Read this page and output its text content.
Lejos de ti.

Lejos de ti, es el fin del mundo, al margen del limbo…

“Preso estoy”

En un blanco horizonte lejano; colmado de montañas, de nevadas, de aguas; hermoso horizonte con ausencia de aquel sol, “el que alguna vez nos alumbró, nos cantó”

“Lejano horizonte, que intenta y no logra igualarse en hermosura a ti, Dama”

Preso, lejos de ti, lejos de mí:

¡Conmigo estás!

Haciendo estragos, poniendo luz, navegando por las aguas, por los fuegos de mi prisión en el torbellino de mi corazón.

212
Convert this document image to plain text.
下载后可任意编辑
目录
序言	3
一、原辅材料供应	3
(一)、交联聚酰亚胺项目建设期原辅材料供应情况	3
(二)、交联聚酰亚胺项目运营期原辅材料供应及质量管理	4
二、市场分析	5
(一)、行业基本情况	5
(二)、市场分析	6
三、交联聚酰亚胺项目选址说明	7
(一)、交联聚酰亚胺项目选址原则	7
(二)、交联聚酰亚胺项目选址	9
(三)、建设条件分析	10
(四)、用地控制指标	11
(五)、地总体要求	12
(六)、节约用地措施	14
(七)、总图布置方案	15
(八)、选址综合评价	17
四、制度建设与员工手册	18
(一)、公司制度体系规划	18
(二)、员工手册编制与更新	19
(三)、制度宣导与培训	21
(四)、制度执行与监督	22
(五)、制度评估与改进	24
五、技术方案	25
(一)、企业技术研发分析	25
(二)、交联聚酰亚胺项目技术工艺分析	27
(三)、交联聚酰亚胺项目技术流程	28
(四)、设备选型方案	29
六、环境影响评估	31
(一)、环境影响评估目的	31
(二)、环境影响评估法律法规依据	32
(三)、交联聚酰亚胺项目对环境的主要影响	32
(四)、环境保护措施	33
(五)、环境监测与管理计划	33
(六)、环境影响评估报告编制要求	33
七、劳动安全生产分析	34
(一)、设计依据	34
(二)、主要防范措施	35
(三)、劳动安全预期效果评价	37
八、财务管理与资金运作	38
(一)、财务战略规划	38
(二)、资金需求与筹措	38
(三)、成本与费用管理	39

WHAT IS ASKED
Pick out the lines that include the word "this" and write them out.

THE ANSWER
Read this page and output its text content.
Convert this document image to plain text.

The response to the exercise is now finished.